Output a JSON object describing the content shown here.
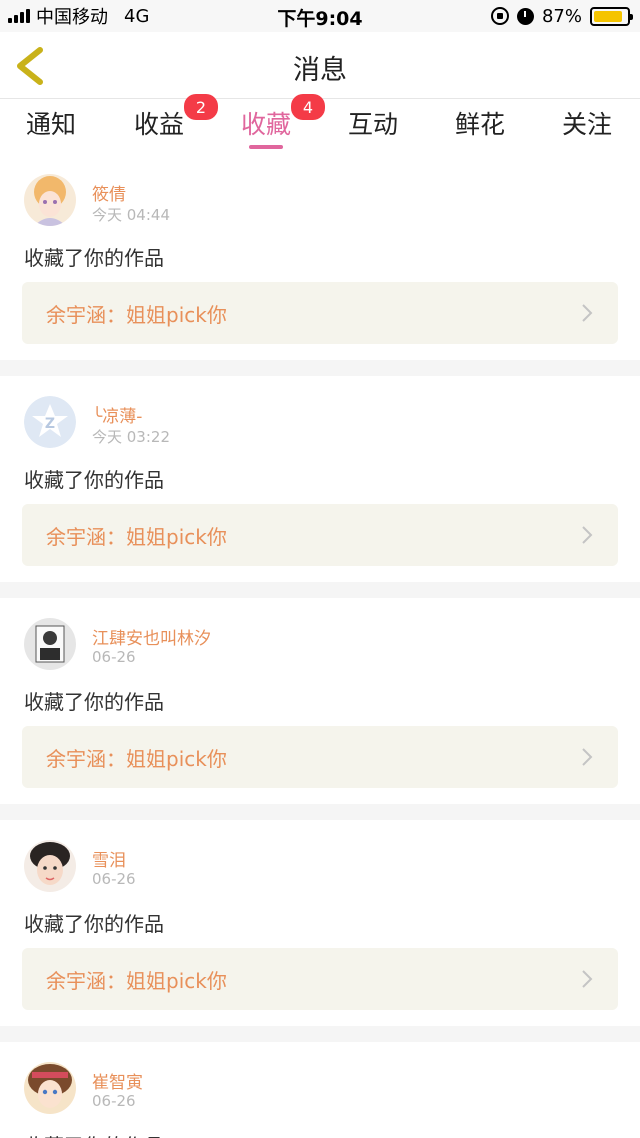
{
  "status_bar": {
    "carrier": "中国移动",
    "network": "4G",
    "time": "下午9:04",
    "battery": "87%"
  },
  "header": {
    "title": "消息"
  },
  "tabs": [
    {
      "label": "通知",
      "badge": ""
    },
    {
      "label": "收益",
      "badge": "2"
    },
    {
      "label": "收藏",
      "badge": "4",
      "active": true
    },
    {
      "label": "互动",
      "badge": ""
    },
    {
      "label": "鲜花",
      "badge": ""
    },
    {
      "label": "关注",
      "badge": ""
    }
  ],
  "messages": [
    {
      "user": "筱倩",
      "time": "今天 04:44",
      "action": "收藏了你的作品",
      "work": "余宇涵：姐姐pick你"
    },
    {
      "user": "╰凉薄-",
      "time": "今天 03:22",
      "action": "收藏了你的作品",
      "work": "余宇涵：姐姐pick你"
    },
    {
      "user": "江肆安也叫林汐",
      "time": "06-26",
      "action": "收藏了你的作品",
      "work": "余宇涵：姐姐pick你"
    },
    {
      "user": "雪泪",
      "time": "06-26",
      "action": "收藏了你的作品",
      "work": "余宇涵：姐姐pick你"
    },
    {
      "user": "崔智寅",
      "time": "06-26",
      "action": "收藏了你的作品",
      "work": ""
    }
  ],
  "colors": {
    "accent": "#e0669d",
    "badge": "#f43b47",
    "username": "#e8905a",
    "work_bg": "#f5f4ec"
  }
}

|---|

Task requirements:
Transcribe the records above verbatim. Do not carry over any picture.

The response:
Output a JSON object describing the content shown here.
{
  "status_bar": {
    "carrier": "中国移动",
    "network": "4G",
    "time": "下午9:04",
    "battery": "87%"
  },
  "header": {
    "title": "消息"
  },
  "tabs": [
    {
      "label": "通知",
      "badge": ""
    },
    {
      "label": "收益",
      "badge": "2"
    },
    {
      "label": "收藏",
      "badge": "4",
      "active": true
    },
    {
      "label": "互动",
      "badge": ""
    },
    {
      "label": "鲜花",
      "badge": ""
    },
    {
      "label": "关注",
      "badge": ""
    }
  ],
  "messages": [
    {
      "user": "筱倩",
      "time": "今天 04:44",
      "action": "收藏了你的作品",
      "work": "余宇涵：姐姐pick你"
    },
    {
      "user": "╰凉薄-",
      "time": "今天 03:22",
      "action": "收藏了你的作品",
      "work": "余宇涵：姐姐pick你"
    },
    {
      "user": "江肆安也叫林汐",
      "time": "06-26",
      "action": "收藏了你的作品",
      "work": "余宇涵：姐姐pick你"
    },
    {
      "user": "雪泪",
      "time": "06-26",
      "action": "收藏了你的作品",
      "work": "余宇涵：姐姐pick你"
    },
    {
      "user": "崔智寅",
      "time": "06-26",
      "action": "收藏了你的作品",
      "work": ""
    }
  ],
  "colors": {
    "accent": "#e0669d",
    "badge": "#f43b47",
    "username": "#e8905a",
    "work_bg": "#f5f4ec"
  }
}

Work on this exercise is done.